::: The data :::

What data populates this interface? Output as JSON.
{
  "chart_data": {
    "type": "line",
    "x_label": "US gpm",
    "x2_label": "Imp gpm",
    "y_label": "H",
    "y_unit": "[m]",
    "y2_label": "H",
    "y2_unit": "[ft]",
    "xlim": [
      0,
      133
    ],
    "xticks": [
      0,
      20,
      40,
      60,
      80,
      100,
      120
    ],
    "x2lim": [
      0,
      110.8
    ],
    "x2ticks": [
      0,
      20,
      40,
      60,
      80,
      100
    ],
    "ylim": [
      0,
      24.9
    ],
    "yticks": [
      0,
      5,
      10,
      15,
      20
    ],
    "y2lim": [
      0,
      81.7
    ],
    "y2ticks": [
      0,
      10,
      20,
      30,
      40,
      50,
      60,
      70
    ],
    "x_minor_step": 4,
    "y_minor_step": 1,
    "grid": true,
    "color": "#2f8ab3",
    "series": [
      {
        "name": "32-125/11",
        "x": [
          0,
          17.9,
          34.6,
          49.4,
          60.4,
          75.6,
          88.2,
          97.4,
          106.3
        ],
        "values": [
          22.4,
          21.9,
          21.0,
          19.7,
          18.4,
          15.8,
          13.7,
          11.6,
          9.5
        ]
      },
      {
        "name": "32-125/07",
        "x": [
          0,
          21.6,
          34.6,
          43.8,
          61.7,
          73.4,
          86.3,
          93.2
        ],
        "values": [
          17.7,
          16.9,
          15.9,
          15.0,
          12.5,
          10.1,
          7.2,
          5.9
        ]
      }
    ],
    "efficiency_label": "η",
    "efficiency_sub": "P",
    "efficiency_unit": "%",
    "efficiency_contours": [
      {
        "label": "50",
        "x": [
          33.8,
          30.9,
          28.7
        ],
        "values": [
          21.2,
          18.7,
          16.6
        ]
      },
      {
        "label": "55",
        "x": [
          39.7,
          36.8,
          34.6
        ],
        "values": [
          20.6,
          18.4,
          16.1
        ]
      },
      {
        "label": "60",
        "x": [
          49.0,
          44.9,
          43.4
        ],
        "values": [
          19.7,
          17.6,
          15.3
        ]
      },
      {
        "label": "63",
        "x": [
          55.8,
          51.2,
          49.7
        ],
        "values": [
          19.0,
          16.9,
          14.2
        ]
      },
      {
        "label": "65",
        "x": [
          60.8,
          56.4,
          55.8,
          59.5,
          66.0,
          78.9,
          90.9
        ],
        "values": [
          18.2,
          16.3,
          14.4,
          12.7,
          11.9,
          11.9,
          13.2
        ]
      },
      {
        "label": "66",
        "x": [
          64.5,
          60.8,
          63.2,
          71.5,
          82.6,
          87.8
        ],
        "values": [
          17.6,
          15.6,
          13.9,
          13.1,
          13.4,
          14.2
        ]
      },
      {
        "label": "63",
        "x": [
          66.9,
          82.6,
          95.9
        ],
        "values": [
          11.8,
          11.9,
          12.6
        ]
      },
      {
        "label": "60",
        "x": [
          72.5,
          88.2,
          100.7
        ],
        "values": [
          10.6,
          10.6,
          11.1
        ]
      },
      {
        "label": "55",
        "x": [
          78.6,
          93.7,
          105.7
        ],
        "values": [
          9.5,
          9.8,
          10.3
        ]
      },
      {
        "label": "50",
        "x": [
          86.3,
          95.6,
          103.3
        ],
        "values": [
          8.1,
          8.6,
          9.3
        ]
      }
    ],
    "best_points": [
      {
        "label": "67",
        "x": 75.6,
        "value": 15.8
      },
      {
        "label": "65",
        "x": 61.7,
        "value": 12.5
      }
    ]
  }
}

:::

(Exercise task):
Provide an exact reproduction of all the entries shown above.

(Task response):
What data populates this interface? Output as JSON.
{
  "chart_data": {
    "type": "line",
    "x_label": "US gpm",
    "x2_label": "Imp gpm",
    "y_label": "H",
    "y_unit": "[m]",
    "y2_label": "H",
    "y2_unit": "[ft]",
    "xlim": [
      0,
      133
    ],
    "xticks": [
      0,
      20,
      40,
      60,
      80,
      100,
      120
    ],
    "x2lim": [
      0,
      110.8
    ],
    "x2ticks": [
      0,
      20,
      40,
      60,
      80,
      100
    ],
    "ylim": [
      0,
      24.9
    ],
    "yticks": [
      0,
      5,
      10,
      15,
      20
    ],
    "y2lim": [
      0,
      81.7
    ],
    "y2ticks": [
      0,
      10,
      20,
      30,
      40,
      50,
      60,
      70
    ],
    "x_minor_step": 4,
    "y_minor_step": 1,
    "grid": true,
    "color": "#2f8ab3",
    "series": [
      {
        "name": "32-125/11",
        "x": [
          0,
          17.9,
          34.6,
          49.4,
          60.4,
          75.6,
          88.2,
          97.4,
          106.3
        ],
        "values": [
          22.4,
          21.9,
          21.0,
          19.7,
          18.4,
          15.8,
          13.7,
          11.6,
          9.5
        ]
      },
      {
        "name": "32-125/07",
        "x": [
          0,
          21.6,
          34.6,
          43.8,
          61.7,
          73.4,
          86.3,
          93.2
        ],
        "values": [
          17.7,
          16.9,
          15.9,
          15.0,
          12.5,
          10.1,
          7.2,
          5.9
        ]
      }
    ],
    "efficiency_label": "η",
    "efficiency_sub": "P",
    "efficiency_unit": "%",
    "efficiency_contours": [
      {
        "label": "50",
        "x": [
          33.8,
          30.9,
          28.7
        ],
        "values": [
          21.2,
          18.7,
          16.6
        ]
      },
      {
        "label": "55",
        "x": [
          39.7,
          36.8,
          34.6
        ],
        "values": [
          20.6,
          18.4,
          16.1
        ]
      },
      {
        "label": "60",
        "x": [
          49.0,
          44.9,
          43.4
        ],
        "values": [
          19.7,
          17.6,
          15.3
        ]
      },
      {
        "label": "63",
        "x": [
          55.8,
          51.2,
          49.7
        ],
        "values": [
          19.0,
          16.9,
          14.2
        ]
      },
      {
        "label": "65",
        "x": [
          60.8,
          56.4,
          55.8,
          59.5,
          66.0,
          78.9,
          90.9
        ],
        "values": [
          18.2,
          16.3,
          14.4,
          12.7,
          11.9,
          11.9,
          13.2
        ]
      },
      {
        "label": "66",
        "x": [
          64.5,
          60.8,
          63.2,
          71.5,
          82.6,
          87.8
        ],
        "values": [
          17.6,
          15.6,
          13.9,
          13.1,
          13.4,
          14.2
        ]
      },
      {
        "label": "63",
        "x": [
          66.9,
          82.6,
          95.9
        ],
        "values": [
          11.8,
          11.9,
          12.6
        ]
      },
      {
        "label": "60",
        "x": [
          72.5,
          88.2,
          100.7
        ],
        "values": [
          10.6,
          10.6,
          11.1
        ]
      },
      {
        "label": "55",
        "x": [
          78.6,
          93.7,
          105.7
        ],
        "values": [
          9.5,
          9.8,
          10.3
        ]
      },
      {
        "label": "50",
        "x": [
          86.3,
          95.6,
          103.3
        ],
        "values": [
          8.1,
          8.6,
          9.3
        ]
      }
    ],
    "best_points": [
      {
        "label": "67",
        "x": 75.6,
        "value": 15.8
      },
      {
        "label": "65",
        "x": 61.7,
        "value": 12.5
      }
    ]
  }
}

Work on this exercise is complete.